* [TEXT PROVIDED]:
────────────────────

# Indirect object with passive voice



## halcyon2

My questions concern the following sentence:

_Και σε καθέναν που θα πει λόγο ενάντια στον Υιό του ανθρώπου *θα του αφεθεί*.
_
1) Is *του* considered an indirect object here?  If not, then what is the correct term?  (In English, this would be called a "retained object," I believe.)
2) How common is this construction in Μοdern Greek?
3) Could the same meaning be expressed another way?

Thanks for any help.


----------



## Perseas

1) I think in the passive construction it's just "object" since there is no "direct object" now.
2) It is very common.
3) Yes, with a prepositional object: σ' αυτόν  (σ' = σε --> preposition)

Another example more simple:
Active:_ Η σχολή δεν *του* έδωσε πτυχίο. _(*του* = indirect object ; πτυχίο = direct object).
Passive:_ Πτυχίο δεν *του* δόθηκε από τη σχολή or Πτυχίο δεν δόθηκε *σ' αυτόν* από τη σχολή. _(*του*/*σ' αυτόν* = object; Πτυχίο = subject)_._


----------



## sotos

halcyon2 said:


> _Και σε καθέναν που θα πει λόγο ενάντια στον Υιό του ανθρώπου *θα του αφεθεί*.
> _
> 2) How common is this construction in Μοdern Greek?


The sentence is modern greek indeed, except that "αφεθεί" which is not very common. It could be "... θα του συγχωρεθεί".


----------



## Αγγελος

We do speak of "άφεση αμαρτιών", and even of "άφεση χρέους" in legal parlance, but αφέθηκε/αφεθεί is NOT used in the sense of "forgiven" in Modern Greek. Whoever wrote this simply cut and pasted the original verb. The construction, on the other hand, is perfectly standard: "θα μου/σου/του συγχωρεθούν οι αμαρτίες" is the normal way of saying "my/your/his sins will be forgiven".


----------



## halcyon2

Perseas said:


> 1) I think in the passive construction it's just "object" since there is no "direct object" now.



Thanks, Perseas.  I have a Greek book that's supposed to be "comprehensive," but it doesn't seem to mention this situation.  Shouldn't there be a more definitive term than just "object," though?  The book does mention the term "benefactive," which seems to come close to what we're discussing here. 



> Another example more simple:
> Active:_ Η σχολή δεν *του* έδωσε πτυχίο. _(*του* = indirect object ; πτυχίο = direct object).
> Passive:_ Πτυχίο δεν *του* δόθηκε από τη σχολή or Πτυχίο δεν δόθηκε *σ' αυτόν* από τη σχολή. _(*του*/*σ' αυτόν* = object; Πτυχίο = subject)_._



OK, thank you for the helpful examples.


----------



## halcyon2

sotos said:


> The sentence is modern greek indeed, except that "αφεθεί" which is not very common. It could be "... θα του συγχωρεθεί".

────────────────────

(Items listed in a dataset)
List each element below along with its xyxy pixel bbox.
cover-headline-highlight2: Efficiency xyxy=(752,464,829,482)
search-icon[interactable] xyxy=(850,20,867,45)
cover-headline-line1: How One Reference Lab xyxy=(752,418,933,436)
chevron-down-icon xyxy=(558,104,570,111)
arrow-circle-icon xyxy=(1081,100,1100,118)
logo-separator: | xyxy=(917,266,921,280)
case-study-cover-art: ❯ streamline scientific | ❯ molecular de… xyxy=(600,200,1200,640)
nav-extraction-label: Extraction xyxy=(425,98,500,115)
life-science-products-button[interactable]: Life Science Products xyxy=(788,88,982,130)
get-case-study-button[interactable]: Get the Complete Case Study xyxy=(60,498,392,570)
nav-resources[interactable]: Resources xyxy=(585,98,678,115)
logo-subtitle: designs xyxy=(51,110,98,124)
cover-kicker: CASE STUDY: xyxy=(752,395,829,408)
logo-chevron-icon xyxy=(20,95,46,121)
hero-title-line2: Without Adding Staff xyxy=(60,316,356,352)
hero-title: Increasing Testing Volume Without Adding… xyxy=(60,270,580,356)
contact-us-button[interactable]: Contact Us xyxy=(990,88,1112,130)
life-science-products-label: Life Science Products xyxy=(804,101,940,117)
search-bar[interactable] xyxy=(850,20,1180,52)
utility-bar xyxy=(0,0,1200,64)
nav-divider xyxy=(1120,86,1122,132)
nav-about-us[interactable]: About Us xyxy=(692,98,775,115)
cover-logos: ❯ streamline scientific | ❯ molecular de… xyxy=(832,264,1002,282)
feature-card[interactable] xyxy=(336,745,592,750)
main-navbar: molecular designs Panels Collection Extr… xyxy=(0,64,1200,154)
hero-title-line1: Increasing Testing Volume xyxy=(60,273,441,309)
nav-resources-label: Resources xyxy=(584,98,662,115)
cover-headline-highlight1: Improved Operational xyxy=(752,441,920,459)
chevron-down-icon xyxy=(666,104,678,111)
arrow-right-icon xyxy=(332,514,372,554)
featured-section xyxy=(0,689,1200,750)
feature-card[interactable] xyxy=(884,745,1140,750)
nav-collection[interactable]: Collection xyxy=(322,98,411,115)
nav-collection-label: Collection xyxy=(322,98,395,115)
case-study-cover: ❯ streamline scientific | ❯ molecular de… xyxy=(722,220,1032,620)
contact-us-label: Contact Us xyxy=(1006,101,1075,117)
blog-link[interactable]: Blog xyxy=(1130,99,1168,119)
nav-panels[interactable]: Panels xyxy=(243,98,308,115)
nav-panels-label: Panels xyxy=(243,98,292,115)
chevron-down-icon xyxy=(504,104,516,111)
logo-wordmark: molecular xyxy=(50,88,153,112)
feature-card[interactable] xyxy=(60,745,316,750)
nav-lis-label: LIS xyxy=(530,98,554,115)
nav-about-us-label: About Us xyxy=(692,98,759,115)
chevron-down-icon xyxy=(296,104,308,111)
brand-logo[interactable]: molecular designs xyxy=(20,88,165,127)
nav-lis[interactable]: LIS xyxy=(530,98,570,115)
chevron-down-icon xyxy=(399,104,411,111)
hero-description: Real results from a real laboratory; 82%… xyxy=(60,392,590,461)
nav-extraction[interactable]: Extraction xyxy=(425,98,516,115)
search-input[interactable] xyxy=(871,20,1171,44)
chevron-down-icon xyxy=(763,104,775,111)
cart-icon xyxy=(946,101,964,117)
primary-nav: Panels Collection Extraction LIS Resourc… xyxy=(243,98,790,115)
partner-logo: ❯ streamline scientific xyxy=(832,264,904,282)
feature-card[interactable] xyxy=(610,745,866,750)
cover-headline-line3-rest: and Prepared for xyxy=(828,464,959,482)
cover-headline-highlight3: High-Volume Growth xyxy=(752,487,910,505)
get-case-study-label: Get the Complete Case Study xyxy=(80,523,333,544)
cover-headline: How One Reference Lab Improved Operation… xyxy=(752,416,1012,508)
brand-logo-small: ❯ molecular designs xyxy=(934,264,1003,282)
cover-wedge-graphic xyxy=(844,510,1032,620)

────────────────────

* [AIM A]: List every distinct username that heads a post in the Greek grammar thread.
* [AIM B]:
Answer these questions from the Greek grammar thread:
(i) How common does Perseas say the construction is in Modern Greek?
(ii) What wording does sotos offer in place of "αφεθεί"?
(iii) Which term does halcyon2's book mention that seems close to the situation being discussed?
* [AIM C]: Repeat the Greek grammar thread word for word from "My questions concern" up to and including "for any help.".

* [RESULT A]: halcyon2, Perseas, sotos, Αγγελος

* [RESULT B]:
(i) Very common.
(ii) "... θα του συγχωρεθεί"
(iii) "benefactive"

* [RESULT C]:
My questions concern the following sentence:

_Και σε καθέναν που θα πει λόγο ενάντια στον Υιό του ανθρώπου *θα του αφεθεί*.
_
1) Is *του* considered an indirect object here?  If not, then what is the correct term?  (In English, this would be called a "retained object," I believe.)
2) How common is this construction in Μοdern Greek?
3) Could the same meaning be expressed another way?

Thanks for any help.